— INSTRUCTION —
Copy out, word for word, the lines from the one containing "cell-centro: La Magdalena" through the one containing "cell-media-pau: 7,54 <box>686", including both of those lines.

══ INPUT MATERIAL

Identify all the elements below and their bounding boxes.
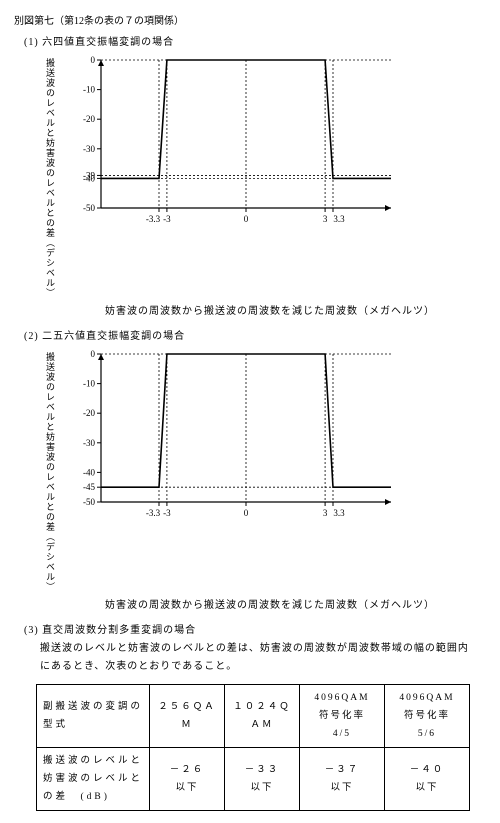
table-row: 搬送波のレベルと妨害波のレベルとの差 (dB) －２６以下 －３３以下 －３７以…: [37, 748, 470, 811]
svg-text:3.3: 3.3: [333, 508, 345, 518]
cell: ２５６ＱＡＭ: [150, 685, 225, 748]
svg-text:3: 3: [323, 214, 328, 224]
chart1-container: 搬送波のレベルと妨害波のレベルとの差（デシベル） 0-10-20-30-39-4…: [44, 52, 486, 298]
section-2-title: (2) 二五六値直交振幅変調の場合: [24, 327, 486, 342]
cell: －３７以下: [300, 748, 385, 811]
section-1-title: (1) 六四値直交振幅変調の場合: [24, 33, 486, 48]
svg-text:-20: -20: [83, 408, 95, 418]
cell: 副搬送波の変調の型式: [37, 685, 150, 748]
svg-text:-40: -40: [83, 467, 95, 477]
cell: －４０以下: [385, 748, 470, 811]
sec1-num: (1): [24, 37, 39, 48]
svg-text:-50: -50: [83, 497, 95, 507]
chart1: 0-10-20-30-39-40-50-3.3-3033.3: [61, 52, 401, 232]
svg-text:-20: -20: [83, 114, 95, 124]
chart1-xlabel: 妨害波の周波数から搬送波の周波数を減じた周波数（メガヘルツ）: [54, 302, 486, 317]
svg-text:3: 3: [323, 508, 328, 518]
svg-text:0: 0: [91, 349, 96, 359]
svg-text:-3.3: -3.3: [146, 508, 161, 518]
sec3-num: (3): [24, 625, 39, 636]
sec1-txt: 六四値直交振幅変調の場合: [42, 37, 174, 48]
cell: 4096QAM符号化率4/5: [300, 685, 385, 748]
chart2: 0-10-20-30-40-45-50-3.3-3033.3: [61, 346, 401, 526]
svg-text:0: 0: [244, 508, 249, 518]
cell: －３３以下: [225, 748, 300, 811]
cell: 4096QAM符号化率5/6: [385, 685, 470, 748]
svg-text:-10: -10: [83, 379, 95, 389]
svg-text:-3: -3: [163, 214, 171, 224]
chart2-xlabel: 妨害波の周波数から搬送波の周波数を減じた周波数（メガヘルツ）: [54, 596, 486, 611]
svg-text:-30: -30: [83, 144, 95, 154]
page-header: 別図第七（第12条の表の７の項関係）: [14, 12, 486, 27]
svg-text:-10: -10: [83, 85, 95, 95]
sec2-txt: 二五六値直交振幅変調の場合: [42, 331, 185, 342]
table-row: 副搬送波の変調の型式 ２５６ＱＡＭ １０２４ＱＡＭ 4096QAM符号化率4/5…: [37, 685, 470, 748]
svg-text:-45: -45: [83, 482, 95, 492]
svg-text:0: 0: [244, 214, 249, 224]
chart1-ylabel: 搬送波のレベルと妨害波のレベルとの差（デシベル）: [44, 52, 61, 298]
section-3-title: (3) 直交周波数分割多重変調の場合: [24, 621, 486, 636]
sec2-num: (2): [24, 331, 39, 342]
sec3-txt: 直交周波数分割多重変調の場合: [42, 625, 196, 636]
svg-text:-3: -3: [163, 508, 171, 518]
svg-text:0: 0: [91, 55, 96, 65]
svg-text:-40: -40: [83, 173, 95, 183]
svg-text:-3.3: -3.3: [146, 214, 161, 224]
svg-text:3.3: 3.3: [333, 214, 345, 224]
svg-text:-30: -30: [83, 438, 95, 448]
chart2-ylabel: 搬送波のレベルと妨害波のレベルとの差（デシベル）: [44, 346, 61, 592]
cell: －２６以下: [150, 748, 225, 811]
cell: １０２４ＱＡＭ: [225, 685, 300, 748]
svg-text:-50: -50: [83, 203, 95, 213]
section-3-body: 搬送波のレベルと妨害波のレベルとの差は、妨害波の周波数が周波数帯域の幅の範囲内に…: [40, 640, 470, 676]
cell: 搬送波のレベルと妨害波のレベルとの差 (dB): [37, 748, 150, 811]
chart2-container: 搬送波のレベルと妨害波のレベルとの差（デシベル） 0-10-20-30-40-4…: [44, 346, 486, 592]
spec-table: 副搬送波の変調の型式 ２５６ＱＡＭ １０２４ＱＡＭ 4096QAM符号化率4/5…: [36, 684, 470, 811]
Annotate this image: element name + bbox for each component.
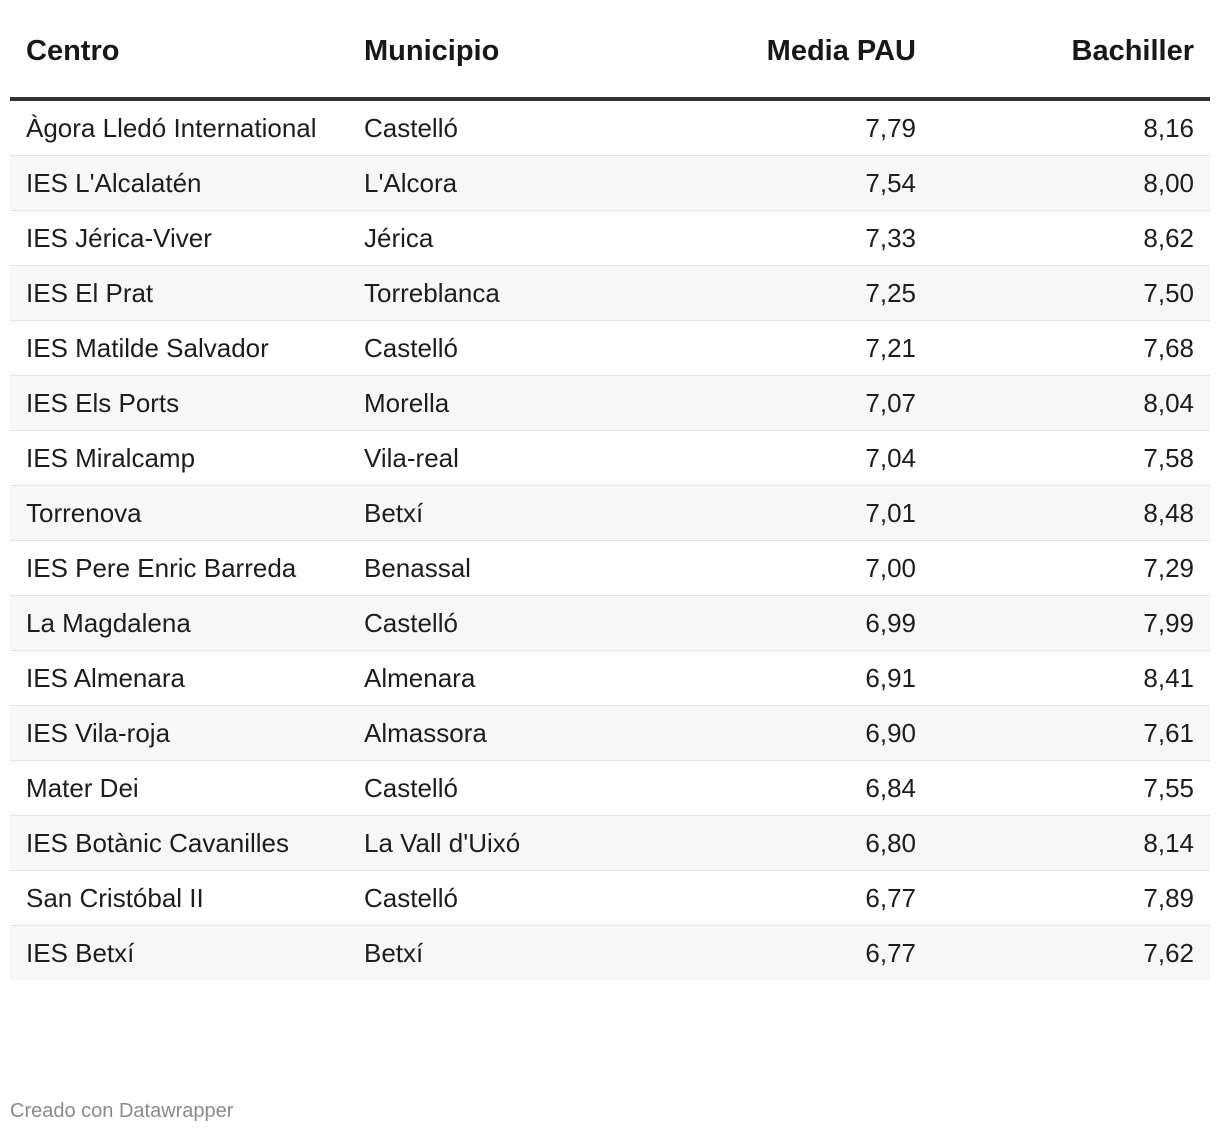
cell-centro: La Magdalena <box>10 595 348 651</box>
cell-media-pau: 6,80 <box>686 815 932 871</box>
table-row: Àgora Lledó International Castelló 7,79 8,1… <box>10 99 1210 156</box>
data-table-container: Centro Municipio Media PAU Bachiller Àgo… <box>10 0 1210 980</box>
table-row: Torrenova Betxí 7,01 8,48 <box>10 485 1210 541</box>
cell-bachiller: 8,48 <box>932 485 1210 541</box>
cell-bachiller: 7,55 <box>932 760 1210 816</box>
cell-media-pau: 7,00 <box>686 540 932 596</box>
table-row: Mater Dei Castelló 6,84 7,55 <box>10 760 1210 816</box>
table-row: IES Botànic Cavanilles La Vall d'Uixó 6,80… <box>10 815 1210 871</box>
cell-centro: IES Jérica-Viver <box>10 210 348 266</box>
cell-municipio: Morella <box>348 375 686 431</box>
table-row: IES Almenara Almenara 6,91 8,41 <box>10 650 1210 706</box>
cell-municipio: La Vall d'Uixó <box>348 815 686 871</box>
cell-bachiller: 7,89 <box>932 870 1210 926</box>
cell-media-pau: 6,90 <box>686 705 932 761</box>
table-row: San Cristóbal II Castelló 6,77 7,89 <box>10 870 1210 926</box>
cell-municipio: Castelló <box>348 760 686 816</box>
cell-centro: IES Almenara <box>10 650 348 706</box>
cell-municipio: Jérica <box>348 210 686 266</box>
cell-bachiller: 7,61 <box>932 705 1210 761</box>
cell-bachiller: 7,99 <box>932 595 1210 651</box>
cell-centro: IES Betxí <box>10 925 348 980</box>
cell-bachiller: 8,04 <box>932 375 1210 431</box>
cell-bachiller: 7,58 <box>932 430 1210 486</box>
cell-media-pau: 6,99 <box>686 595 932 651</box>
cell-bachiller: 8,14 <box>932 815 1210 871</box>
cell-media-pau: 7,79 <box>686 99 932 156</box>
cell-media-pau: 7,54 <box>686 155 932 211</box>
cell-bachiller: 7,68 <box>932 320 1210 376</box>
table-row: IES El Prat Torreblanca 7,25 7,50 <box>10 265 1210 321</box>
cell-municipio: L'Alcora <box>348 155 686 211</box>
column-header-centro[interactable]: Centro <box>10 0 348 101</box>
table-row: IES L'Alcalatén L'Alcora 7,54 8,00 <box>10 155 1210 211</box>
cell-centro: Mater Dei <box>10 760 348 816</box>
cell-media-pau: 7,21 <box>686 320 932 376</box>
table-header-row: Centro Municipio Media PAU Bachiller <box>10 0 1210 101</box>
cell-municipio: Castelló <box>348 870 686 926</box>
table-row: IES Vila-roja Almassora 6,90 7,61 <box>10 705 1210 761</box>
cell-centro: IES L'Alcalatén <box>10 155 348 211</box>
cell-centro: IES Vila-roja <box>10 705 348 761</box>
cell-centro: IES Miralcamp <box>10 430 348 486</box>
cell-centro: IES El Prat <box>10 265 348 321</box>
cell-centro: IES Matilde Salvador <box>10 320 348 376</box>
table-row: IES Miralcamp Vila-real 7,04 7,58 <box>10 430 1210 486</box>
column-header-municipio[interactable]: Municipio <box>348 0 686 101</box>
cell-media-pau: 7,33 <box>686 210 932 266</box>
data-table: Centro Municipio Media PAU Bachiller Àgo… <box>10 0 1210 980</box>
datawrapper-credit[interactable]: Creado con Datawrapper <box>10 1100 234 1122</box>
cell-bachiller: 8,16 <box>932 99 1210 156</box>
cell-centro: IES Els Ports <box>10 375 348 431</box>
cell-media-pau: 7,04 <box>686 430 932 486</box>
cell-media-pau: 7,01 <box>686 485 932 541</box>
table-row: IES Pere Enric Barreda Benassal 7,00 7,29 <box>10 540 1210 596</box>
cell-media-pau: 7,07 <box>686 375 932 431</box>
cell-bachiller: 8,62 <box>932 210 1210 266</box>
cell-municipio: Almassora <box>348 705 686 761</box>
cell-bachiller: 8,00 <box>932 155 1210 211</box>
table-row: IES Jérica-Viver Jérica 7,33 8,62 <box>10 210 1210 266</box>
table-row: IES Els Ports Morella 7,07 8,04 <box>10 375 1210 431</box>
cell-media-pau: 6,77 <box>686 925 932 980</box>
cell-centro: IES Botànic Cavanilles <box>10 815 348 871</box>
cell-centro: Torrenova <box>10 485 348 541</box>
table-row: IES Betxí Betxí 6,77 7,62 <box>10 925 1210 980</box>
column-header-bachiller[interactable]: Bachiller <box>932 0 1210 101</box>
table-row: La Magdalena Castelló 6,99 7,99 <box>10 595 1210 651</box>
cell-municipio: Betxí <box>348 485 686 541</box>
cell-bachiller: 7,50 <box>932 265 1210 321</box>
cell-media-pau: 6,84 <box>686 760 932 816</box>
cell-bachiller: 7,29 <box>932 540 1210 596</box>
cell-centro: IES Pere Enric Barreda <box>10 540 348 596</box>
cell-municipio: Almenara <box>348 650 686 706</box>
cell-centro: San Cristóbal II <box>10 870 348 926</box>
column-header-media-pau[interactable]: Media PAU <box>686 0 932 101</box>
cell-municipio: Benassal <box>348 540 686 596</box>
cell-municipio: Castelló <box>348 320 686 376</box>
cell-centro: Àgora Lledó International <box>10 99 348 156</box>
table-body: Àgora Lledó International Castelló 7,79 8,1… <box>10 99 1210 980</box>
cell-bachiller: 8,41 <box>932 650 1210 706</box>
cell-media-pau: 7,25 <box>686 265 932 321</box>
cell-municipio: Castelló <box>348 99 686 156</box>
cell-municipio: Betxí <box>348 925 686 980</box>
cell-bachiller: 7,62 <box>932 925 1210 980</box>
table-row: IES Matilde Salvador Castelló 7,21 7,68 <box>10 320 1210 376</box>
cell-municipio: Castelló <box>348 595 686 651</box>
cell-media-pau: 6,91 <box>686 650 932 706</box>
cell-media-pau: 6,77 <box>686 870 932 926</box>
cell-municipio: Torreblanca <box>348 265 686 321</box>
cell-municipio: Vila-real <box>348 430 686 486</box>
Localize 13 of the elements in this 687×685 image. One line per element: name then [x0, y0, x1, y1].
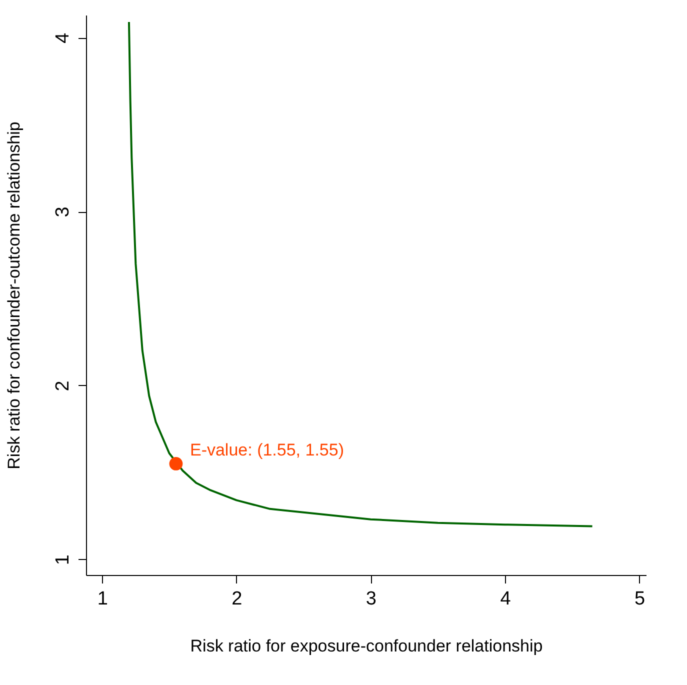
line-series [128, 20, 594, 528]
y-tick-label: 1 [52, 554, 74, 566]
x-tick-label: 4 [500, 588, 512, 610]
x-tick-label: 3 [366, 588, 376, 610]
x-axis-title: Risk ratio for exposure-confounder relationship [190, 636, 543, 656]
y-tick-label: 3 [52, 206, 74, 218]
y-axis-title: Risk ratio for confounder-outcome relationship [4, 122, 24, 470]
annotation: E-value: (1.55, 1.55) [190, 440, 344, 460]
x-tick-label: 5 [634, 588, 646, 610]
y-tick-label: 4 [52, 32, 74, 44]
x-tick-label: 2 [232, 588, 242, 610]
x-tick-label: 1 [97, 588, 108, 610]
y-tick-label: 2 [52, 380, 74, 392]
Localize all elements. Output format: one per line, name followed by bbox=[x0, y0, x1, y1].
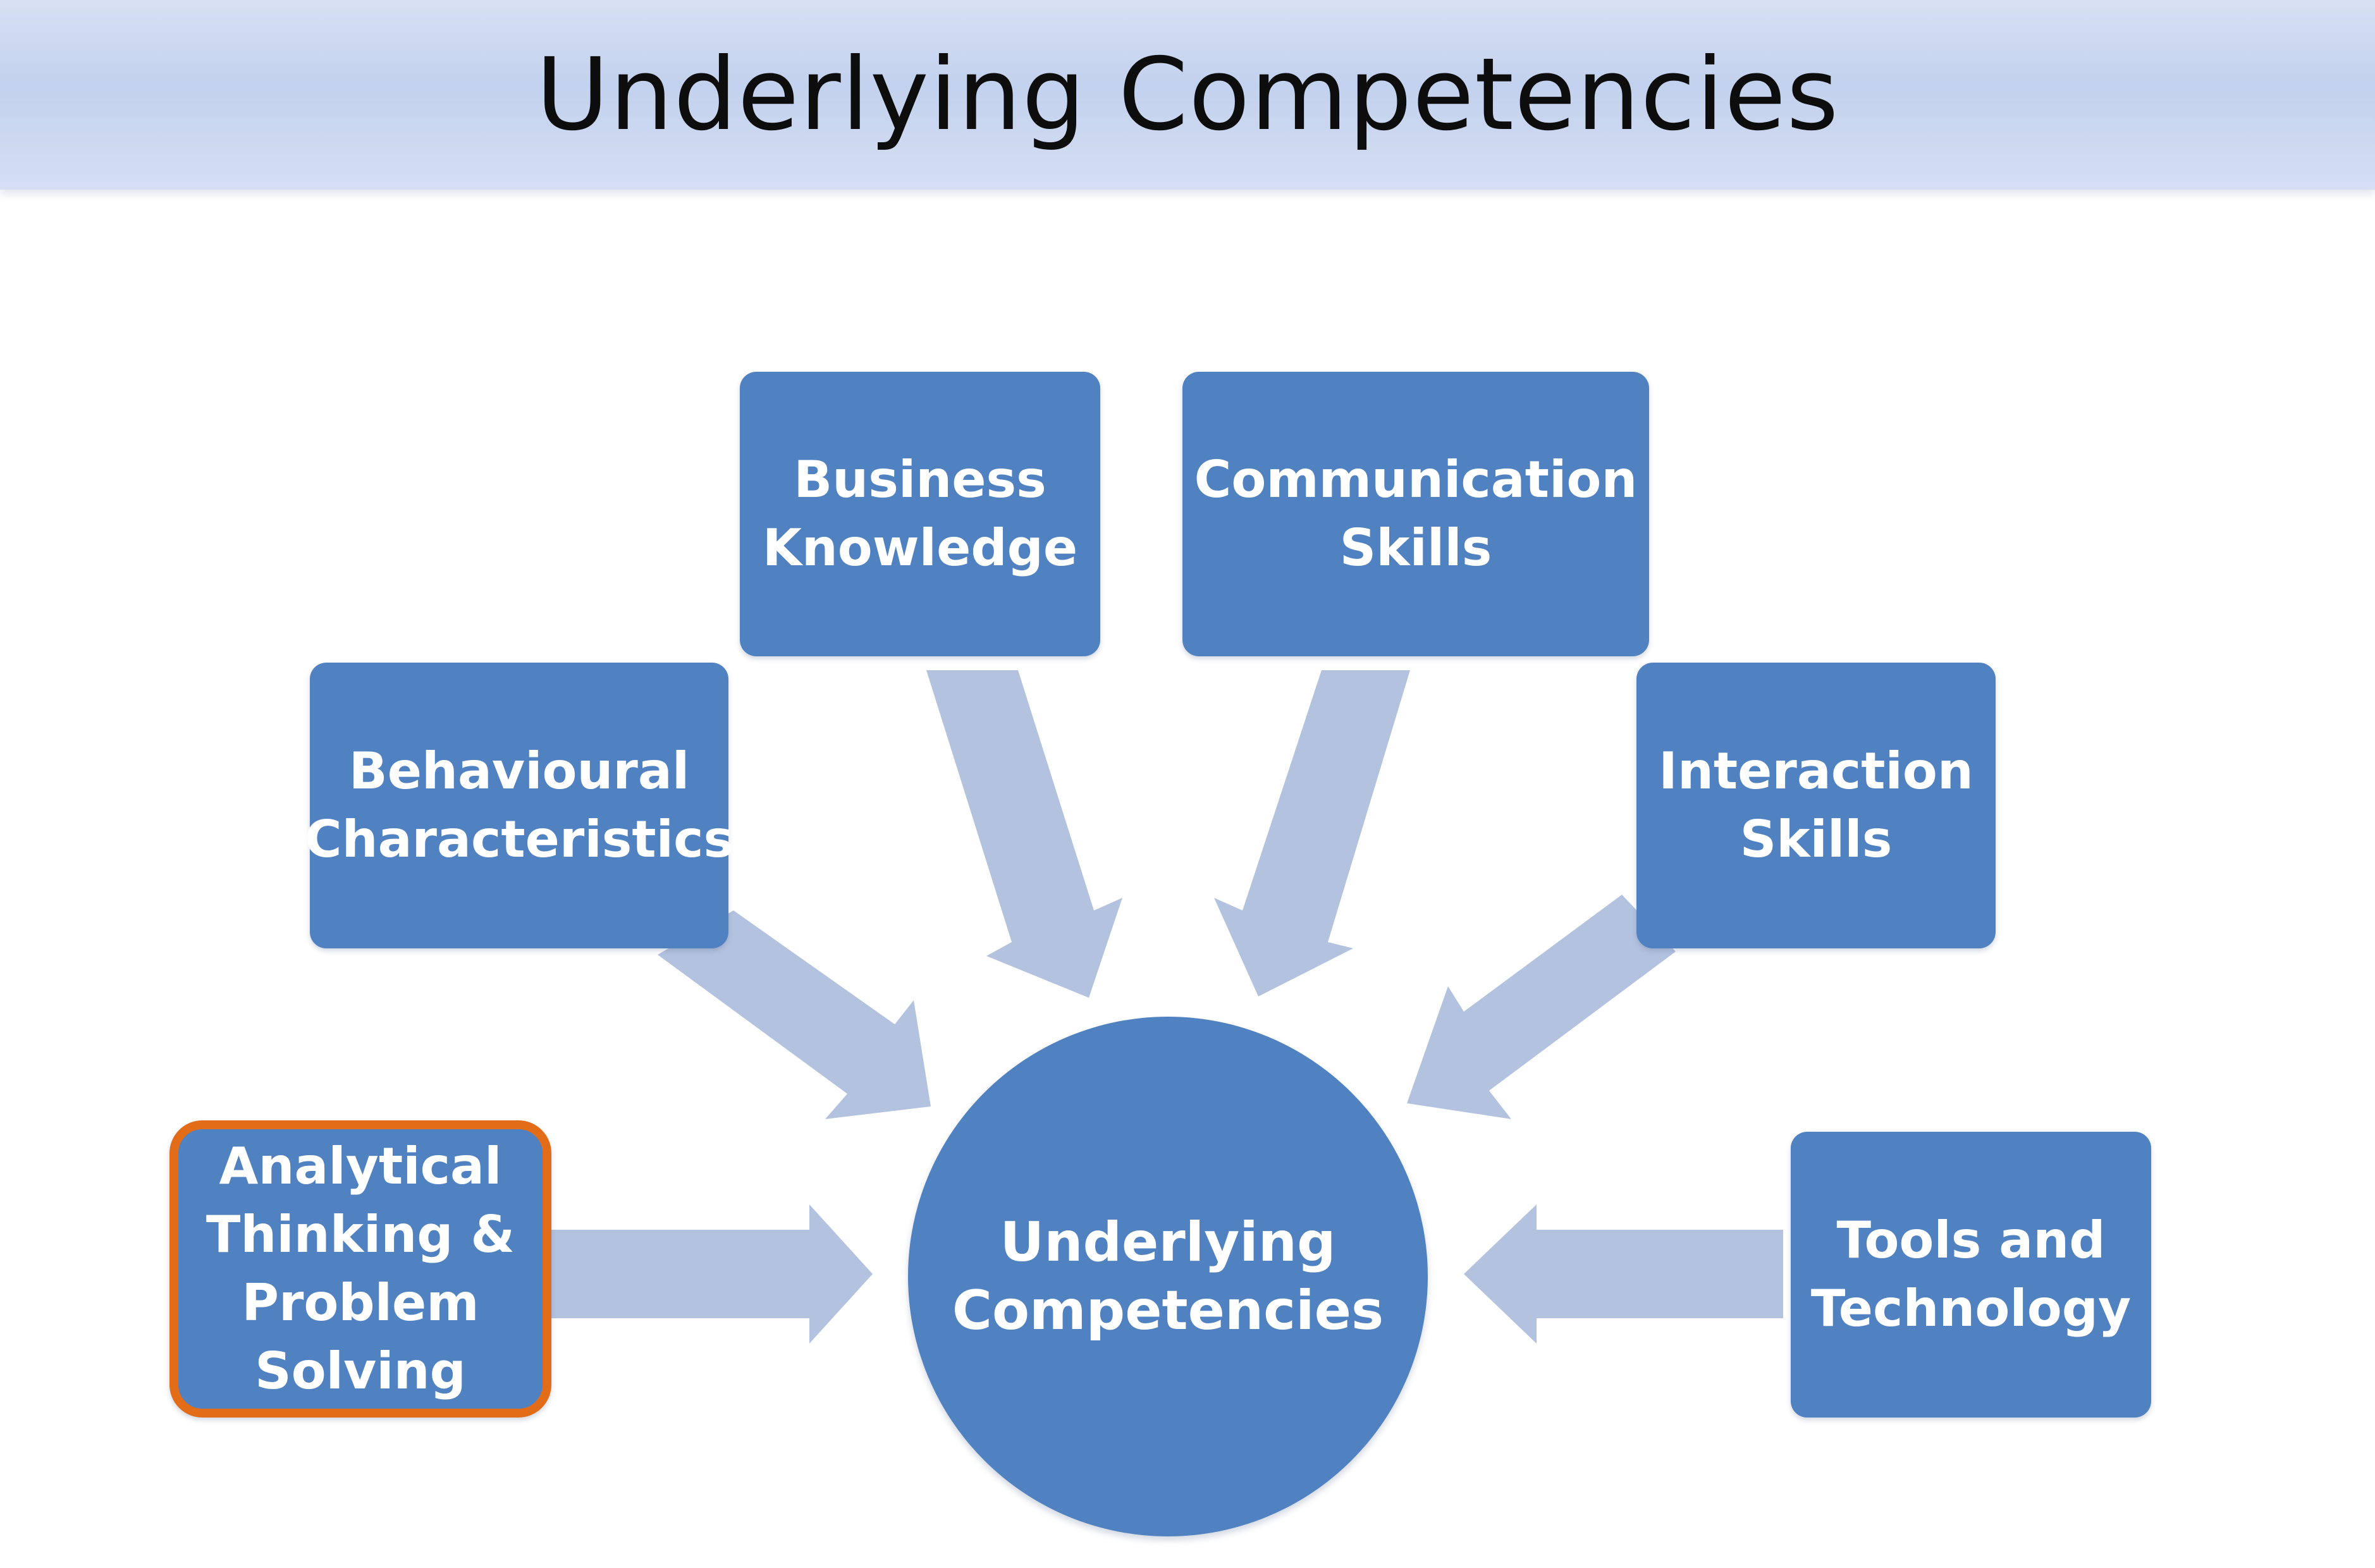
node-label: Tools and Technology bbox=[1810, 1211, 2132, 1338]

════

— RESPONSE TO THE TASK —
cell-centro: La Magdalena <box>10 595 348 651</box>
cell-media-pau: 6,80 <box>686 815 932 871</box>
table-row: Àgora Lledó International Castelló 7,79 8,1… <box>10 99 1210 156</box>
data-table-container: Centro Municipio Media PAU Bachiller Àgo… <box>10 0 1210 980</box>
table-row: Torrenova Betxí 7,01 8,48 <box>10 485 1210 541</box>
cell-bachiller: 8,48 <box>932 485 1210 541</box>
cell-bachiller: 7,55 <box>932 760 1210 816</box>
cell-media-pau: 7,00 <box>686 540 932 596</box>
table-row: Mater Dei Castelló 6,84 7,55 <box>10 760 1210 816</box>
table-row: IES Botànic Cavanilles La Vall d'Uixó 6,80… <box>10 815 1210 871</box>
cell-centro: IES Jérica-Viver <box>10 210 348 266</box>
cell-municipio: Morella <box>348 375 686 431</box>
table-row: IES Almenara Almenara 6,91 8,41 <box>10 650 1210 706</box>
cell-municipio: La Vall d'Uixó <box>348 815 686 871</box>
cell-bachiller: 7,89 <box>932 870 1210 926</box>
cell-media-pau: 6,90 <box>686 705 932 761</box>
table-row: San Cristóbal II Castelló 6,77 7,89 <box>10 870 1210 926</box>
cell-municipio: Castelló <box>348 760 686 816</box>
cell-centro: IES Almenara <box>10 650 348 706</box>
cell-municipio: Jérica <box>348 210 686 266</box>
cell-bachiller: 7,61 <box>932 705 1210 761</box>
cell-bachiller: 7,99 <box>932 595 1210 651</box>
cell-centro: IES Betxí <box>10 925 348 980</box>
cell-bachiller: 8,04 <box>932 375 1210 431</box>
cell-bachiller: 7,58 <box>932 430 1210 486</box>
cell-media-pau: 6,99 <box>686 595 932 651</box>
cell-bachiller: 8,14 <box>932 815 1210 871</box>
cell-media-pau: 7,79 <box>686 99 932 156</box>
cell-media-pau: 7,54 <box>686 155 932 211</box>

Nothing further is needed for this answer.